Data entries
__________
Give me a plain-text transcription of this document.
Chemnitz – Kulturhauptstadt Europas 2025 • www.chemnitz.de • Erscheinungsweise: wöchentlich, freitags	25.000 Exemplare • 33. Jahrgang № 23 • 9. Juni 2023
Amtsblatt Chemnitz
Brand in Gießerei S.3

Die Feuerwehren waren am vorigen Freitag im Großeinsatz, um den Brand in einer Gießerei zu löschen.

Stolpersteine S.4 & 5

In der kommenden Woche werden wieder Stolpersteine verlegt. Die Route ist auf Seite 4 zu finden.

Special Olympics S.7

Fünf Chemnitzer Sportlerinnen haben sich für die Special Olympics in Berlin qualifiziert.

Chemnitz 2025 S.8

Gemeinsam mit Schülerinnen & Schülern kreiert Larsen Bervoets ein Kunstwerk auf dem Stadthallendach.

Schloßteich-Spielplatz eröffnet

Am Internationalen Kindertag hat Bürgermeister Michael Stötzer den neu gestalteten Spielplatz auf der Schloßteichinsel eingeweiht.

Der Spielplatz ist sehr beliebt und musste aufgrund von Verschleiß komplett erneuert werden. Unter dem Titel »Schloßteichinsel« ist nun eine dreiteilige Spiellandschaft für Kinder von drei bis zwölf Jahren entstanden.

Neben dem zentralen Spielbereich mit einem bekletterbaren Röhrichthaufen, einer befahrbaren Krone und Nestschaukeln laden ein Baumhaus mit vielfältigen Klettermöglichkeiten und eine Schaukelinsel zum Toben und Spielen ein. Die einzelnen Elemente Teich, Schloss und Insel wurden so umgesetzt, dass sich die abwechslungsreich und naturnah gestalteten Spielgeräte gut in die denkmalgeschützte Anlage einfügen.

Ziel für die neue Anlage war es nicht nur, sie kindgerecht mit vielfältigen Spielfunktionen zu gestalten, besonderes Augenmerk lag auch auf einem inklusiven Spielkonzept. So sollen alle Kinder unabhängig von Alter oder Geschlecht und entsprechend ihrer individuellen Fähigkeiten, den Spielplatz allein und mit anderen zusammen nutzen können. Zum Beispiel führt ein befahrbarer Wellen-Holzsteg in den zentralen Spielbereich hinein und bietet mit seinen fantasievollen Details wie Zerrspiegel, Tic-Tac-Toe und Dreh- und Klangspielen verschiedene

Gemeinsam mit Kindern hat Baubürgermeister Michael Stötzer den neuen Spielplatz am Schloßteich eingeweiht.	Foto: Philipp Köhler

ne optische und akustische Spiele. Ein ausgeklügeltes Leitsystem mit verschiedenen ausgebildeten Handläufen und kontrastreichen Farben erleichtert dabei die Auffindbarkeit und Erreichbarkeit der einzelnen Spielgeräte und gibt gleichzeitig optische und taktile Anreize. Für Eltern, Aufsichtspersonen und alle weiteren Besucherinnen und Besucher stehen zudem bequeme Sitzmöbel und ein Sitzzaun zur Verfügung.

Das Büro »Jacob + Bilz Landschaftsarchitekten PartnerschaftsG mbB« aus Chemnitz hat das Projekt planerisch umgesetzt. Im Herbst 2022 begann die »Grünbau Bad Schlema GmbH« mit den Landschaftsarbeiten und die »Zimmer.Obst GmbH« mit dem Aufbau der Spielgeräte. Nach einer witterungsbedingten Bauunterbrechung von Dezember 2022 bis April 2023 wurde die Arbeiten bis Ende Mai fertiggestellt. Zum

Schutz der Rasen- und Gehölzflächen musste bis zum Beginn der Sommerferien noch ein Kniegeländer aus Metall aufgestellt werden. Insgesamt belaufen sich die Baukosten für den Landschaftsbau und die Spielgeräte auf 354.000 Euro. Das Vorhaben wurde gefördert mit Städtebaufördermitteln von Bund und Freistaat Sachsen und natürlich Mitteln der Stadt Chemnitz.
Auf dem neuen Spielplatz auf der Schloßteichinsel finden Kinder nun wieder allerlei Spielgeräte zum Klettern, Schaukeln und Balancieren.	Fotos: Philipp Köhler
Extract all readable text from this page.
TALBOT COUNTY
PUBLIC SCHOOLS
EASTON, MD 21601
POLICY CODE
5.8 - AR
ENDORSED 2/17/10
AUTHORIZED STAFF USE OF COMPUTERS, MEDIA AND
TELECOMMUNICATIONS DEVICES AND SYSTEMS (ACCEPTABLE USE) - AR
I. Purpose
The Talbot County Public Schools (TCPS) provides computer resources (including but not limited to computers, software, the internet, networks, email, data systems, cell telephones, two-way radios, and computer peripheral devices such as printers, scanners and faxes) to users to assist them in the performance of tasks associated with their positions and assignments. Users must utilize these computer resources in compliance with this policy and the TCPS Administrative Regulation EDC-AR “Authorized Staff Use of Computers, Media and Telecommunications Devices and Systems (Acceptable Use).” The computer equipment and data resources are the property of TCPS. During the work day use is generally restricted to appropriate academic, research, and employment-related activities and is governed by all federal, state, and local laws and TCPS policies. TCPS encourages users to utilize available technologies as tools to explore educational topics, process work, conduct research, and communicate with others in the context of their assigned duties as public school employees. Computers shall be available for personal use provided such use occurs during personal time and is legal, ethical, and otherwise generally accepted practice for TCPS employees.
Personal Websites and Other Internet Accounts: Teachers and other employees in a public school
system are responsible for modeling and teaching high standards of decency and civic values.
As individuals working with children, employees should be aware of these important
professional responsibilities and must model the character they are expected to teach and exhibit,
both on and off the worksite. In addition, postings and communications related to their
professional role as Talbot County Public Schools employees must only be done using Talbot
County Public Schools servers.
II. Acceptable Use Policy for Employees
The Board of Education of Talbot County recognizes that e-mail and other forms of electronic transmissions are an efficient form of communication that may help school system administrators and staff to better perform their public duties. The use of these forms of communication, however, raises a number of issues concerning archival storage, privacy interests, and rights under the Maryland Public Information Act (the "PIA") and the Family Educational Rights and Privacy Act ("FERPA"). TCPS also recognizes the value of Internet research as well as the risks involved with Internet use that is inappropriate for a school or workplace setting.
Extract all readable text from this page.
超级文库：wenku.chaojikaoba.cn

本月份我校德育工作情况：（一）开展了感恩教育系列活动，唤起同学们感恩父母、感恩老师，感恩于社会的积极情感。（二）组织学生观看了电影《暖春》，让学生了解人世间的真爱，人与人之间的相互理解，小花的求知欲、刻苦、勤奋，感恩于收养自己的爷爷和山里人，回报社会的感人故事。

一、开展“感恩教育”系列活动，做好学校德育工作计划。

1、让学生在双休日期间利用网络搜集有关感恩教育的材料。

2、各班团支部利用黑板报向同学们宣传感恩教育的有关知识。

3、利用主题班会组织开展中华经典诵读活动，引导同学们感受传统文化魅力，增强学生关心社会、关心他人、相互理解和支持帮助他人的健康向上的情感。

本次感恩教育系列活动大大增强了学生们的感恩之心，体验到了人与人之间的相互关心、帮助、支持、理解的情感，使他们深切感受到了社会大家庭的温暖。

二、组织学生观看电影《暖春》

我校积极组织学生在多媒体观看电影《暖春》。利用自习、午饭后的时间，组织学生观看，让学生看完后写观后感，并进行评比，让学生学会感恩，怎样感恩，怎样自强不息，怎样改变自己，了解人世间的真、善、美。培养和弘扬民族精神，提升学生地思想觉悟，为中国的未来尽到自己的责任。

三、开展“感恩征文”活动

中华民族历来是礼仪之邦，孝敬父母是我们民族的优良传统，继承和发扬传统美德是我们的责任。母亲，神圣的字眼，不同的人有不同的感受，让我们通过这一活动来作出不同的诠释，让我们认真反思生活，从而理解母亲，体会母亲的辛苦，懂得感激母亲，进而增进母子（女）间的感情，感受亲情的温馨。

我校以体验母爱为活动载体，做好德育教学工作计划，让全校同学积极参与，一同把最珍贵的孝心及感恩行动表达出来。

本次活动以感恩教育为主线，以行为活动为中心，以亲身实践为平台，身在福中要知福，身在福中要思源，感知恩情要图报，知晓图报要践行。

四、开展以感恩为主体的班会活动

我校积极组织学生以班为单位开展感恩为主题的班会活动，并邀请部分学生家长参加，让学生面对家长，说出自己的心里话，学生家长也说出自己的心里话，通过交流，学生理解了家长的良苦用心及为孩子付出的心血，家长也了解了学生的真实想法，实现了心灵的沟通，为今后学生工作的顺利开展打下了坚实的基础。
__________
Tally up the lines of the listing containing the word "Gießerei". Give only the total.

2